## REQUIRED WORK:
Update the records from the start through the line containing "point: [92, 214, 97, 219]" by rewriting each of those lines with "x-tick-label" replaced by "x-axis-tick". Keep everything else in them unchanged.

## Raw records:
━━━━

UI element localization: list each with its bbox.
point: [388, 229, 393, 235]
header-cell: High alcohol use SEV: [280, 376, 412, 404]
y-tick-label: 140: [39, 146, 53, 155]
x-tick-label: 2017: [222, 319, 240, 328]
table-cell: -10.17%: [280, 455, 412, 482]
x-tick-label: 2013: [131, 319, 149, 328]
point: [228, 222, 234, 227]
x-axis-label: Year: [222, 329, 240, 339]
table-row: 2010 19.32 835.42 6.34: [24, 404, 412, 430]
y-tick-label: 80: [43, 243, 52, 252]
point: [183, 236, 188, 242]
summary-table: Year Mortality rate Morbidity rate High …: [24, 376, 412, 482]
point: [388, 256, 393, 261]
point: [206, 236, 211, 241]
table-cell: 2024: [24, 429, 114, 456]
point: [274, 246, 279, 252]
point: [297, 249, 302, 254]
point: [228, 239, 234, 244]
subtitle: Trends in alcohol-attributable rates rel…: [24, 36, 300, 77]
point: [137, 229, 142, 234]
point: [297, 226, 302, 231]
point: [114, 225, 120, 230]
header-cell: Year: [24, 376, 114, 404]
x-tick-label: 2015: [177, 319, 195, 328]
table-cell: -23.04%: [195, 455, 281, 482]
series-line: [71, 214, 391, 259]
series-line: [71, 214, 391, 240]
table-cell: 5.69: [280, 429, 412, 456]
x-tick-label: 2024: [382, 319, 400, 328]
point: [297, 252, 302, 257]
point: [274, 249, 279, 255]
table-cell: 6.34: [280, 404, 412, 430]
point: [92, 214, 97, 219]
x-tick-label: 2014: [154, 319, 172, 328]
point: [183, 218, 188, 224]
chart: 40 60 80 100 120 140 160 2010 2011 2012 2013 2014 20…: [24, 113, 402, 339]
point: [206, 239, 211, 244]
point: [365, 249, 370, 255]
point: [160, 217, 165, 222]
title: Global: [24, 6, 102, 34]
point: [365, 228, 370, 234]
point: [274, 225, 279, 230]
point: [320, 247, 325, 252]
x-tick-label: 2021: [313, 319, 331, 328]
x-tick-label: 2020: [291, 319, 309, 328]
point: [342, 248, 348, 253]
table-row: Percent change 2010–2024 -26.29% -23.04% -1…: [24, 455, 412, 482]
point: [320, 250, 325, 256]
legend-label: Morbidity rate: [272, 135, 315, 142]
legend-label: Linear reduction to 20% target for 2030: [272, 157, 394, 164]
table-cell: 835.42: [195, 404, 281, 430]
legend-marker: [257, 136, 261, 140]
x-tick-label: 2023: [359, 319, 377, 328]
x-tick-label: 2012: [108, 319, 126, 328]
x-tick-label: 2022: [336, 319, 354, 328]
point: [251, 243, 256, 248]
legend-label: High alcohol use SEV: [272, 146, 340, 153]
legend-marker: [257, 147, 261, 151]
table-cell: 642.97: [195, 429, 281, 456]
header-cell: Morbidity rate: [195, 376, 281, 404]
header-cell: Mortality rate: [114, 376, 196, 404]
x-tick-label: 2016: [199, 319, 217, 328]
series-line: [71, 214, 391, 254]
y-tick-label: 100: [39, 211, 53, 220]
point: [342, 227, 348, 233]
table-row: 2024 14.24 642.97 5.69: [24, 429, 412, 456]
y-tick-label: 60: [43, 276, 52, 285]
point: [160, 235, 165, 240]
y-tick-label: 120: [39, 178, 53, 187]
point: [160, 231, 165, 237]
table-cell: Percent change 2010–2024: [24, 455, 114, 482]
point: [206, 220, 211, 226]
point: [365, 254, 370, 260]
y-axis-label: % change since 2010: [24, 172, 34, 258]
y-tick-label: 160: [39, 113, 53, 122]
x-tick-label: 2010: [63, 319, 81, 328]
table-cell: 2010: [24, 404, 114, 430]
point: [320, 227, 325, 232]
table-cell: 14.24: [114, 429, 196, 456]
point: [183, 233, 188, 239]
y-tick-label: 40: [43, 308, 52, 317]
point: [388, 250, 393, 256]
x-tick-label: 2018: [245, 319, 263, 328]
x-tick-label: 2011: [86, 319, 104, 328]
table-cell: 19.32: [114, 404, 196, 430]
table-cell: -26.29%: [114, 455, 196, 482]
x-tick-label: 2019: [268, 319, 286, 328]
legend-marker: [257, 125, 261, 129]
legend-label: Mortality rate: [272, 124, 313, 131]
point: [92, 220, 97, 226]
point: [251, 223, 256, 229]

━━━━

## RESPONSE:
UI element localization: list each with its bbox.
point: [388, 229, 393, 235]
header-cell: High alcohol use SEV: [280, 376, 412, 404]
y-tick-label: 140: [39, 146, 53, 155]
x-axis-tick: 2017: [222, 319, 240, 328]
table-cell: -10.17%: [280, 455, 412, 482]
x-axis-tick: 2013: [131, 319, 149, 328]
point: [228, 222, 234, 227]
x-axis-label: Year: [222, 329, 240, 339]
table-row: 2010 19.32 835.42 6.34: [24, 404, 412, 430]
y-tick-label: 80: [43, 243, 52, 252]
point: [183, 236, 188, 242]
summary-table: Year Mortality rate Morbidity rate High …: [24, 376, 412, 482]
point: [388, 256, 393, 261]
point: [206, 236, 211, 241]
table-cell: 2024: [24, 429, 114, 456]
point: [274, 246, 279, 252]
point: [297, 249, 302, 254]
point: [228, 239, 234, 244]
subtitle: Trends in alcohol-attributable rates rel…: [24, 36, 300, 77]
point: [137, 229, 142, 234]
point: [297, 226, 302, 231]
point: [114, 225, 120, 230]
header-cell: Year: [24, 376, 114, 404]
x-axis-tick: 2015: [177, 319, 195, 328]
table-cell: -23.04%: [195, 455, 281, 482]
series-line: [71, 214, 391, 259]
series-line: [71, 214, 391, 240]
table-cell: 5.69: [280, 429, 412, 456]
x-axis-tick: 2024: [382, 319, 400, 328]
point: [297, 252, 302, 257]
point: [274, 249, 279, 255]
table-cell: 6.34: [280, 404, 412, 430]
point: [92, 214, 97, 219]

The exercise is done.